Raw data
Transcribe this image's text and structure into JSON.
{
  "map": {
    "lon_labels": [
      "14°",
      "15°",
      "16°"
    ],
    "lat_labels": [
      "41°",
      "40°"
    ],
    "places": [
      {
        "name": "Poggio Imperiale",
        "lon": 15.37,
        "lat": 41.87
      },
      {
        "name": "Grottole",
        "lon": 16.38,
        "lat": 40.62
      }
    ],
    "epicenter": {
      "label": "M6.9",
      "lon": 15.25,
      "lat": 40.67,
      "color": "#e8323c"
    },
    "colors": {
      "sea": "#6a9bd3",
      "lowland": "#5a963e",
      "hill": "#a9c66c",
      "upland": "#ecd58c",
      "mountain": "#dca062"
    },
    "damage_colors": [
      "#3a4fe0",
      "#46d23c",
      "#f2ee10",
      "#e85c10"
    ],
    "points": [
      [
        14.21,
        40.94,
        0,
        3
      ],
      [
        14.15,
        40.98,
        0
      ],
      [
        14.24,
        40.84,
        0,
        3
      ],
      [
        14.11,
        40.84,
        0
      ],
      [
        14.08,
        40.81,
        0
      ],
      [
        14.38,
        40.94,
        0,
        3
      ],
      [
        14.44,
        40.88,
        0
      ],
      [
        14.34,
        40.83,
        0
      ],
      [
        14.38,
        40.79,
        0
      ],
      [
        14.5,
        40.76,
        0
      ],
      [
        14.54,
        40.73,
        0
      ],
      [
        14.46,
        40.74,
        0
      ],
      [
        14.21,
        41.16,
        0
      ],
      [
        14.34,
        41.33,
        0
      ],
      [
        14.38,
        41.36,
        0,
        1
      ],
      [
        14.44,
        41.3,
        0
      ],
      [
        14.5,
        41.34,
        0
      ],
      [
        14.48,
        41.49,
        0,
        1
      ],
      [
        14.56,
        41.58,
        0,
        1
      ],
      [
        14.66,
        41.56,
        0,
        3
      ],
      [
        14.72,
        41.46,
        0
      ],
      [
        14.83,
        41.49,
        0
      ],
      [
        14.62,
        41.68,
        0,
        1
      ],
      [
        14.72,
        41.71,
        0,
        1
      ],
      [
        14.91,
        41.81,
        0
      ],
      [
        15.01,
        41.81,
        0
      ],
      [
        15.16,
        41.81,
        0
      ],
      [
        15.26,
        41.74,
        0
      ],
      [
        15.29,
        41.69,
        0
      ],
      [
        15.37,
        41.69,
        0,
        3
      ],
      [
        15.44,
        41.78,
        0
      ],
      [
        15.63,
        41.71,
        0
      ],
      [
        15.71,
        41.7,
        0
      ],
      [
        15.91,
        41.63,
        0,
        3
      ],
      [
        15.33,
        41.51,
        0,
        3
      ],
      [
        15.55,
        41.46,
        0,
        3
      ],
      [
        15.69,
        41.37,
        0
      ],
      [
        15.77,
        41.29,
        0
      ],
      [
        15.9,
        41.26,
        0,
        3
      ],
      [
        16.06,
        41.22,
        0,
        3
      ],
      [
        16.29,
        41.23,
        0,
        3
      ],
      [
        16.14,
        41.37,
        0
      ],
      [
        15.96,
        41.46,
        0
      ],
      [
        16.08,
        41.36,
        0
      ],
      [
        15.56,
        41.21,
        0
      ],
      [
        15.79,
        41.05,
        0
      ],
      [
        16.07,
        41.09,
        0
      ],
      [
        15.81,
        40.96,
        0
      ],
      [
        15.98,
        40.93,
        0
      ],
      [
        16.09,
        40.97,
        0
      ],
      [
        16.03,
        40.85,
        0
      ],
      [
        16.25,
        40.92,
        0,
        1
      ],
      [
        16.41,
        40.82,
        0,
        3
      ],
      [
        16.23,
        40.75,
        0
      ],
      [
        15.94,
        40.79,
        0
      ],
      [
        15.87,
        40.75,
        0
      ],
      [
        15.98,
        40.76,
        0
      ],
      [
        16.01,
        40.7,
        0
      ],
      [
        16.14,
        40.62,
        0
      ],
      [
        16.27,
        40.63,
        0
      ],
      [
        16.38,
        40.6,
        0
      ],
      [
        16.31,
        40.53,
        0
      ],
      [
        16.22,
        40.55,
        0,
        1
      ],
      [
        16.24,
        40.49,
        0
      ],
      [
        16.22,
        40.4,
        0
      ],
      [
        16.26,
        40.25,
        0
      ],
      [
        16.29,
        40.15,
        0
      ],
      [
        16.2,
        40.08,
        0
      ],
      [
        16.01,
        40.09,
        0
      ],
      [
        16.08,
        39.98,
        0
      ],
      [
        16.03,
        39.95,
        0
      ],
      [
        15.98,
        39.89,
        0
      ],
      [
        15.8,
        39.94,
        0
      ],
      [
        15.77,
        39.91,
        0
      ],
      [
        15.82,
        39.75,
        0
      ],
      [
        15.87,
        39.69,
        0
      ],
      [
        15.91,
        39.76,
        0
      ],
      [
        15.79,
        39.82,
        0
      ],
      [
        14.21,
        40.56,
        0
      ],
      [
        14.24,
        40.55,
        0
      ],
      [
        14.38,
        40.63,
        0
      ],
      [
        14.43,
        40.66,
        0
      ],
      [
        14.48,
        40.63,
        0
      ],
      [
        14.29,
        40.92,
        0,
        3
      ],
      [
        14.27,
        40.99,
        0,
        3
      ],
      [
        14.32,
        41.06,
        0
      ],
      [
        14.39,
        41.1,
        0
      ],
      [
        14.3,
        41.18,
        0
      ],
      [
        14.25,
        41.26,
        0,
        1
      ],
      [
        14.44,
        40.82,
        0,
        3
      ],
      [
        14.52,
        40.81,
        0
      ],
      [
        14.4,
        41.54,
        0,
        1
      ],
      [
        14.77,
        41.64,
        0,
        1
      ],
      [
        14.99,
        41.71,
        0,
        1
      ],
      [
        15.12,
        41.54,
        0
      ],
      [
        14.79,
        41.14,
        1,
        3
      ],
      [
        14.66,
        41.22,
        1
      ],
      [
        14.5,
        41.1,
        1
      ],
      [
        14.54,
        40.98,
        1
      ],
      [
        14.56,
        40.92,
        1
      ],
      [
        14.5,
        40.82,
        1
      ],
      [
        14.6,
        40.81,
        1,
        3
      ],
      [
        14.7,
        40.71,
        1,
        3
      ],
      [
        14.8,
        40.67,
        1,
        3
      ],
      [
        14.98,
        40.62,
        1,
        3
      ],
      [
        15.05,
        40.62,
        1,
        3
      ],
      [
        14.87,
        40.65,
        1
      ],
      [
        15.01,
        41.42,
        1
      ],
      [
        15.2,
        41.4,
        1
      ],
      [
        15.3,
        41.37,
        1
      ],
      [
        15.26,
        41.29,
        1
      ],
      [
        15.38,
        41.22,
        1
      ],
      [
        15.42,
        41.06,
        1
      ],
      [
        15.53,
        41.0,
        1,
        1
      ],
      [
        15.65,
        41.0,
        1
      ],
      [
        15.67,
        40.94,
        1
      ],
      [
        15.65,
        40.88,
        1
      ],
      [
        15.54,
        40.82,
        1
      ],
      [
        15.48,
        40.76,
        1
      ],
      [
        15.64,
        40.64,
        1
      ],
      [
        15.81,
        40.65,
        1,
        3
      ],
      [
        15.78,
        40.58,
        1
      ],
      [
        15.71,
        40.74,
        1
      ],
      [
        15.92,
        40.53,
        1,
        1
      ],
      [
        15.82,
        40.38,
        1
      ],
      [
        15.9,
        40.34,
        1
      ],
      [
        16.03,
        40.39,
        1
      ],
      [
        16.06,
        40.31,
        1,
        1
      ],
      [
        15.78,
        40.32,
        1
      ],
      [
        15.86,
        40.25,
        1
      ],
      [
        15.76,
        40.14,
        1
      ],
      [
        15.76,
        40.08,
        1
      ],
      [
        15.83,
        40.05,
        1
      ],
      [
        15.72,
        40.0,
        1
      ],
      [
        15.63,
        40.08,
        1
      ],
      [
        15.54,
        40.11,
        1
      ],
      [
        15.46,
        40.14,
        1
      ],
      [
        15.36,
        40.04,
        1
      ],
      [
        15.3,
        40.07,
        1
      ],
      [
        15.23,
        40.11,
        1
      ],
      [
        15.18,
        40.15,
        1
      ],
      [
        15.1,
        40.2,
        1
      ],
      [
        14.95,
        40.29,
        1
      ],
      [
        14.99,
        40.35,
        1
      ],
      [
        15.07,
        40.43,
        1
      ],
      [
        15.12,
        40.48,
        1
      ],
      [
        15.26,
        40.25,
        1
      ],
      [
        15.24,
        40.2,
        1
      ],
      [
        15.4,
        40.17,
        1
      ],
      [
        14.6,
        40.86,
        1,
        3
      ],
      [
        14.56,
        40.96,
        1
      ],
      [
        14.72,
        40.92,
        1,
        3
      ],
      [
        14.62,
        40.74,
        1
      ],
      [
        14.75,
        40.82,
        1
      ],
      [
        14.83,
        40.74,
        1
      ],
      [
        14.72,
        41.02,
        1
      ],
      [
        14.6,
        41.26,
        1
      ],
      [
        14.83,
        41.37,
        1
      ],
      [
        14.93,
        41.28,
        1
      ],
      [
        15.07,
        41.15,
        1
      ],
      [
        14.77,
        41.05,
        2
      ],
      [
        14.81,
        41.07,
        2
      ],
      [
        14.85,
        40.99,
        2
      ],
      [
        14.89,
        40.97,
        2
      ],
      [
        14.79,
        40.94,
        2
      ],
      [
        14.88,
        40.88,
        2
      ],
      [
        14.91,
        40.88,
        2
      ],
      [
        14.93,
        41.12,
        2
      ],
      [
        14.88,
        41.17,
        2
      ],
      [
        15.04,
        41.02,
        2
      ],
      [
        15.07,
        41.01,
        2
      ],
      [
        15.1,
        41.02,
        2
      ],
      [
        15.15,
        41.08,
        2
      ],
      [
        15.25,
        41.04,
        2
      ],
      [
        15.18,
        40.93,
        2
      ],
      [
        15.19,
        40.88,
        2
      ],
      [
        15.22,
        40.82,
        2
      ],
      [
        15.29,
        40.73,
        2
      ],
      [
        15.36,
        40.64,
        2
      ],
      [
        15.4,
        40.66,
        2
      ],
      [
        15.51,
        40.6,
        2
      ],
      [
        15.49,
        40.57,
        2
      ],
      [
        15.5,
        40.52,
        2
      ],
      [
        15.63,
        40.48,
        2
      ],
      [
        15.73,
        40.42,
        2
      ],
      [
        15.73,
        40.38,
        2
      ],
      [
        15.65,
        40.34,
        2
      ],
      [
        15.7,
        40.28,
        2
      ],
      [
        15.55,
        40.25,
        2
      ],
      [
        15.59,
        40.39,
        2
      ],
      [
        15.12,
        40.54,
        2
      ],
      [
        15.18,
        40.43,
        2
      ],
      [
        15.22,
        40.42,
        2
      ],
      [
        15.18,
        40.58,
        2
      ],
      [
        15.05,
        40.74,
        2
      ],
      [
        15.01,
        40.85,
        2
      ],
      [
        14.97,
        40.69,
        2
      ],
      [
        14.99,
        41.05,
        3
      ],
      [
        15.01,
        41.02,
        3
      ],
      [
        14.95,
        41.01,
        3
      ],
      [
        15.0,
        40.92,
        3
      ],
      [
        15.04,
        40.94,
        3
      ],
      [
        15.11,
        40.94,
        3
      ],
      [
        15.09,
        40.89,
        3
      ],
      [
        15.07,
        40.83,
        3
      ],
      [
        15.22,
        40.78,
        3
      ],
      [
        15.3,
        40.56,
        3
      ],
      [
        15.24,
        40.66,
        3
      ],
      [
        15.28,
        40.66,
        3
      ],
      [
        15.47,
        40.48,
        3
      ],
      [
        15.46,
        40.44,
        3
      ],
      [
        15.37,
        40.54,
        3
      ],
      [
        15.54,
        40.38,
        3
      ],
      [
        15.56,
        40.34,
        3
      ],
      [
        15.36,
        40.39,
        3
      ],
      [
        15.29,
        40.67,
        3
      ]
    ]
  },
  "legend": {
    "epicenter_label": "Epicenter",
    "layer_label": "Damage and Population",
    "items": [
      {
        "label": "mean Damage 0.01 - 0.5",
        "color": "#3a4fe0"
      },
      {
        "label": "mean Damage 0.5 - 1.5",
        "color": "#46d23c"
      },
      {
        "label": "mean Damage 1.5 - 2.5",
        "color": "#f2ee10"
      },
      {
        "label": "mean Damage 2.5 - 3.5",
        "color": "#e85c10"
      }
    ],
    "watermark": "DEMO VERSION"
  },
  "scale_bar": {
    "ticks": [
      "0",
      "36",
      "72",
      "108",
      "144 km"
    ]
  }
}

Work instructions
Out of the preceding entries, pull every line containing the string "name".

The solution
        "name": "Poggio Imperiale",
        "name": "Grottole",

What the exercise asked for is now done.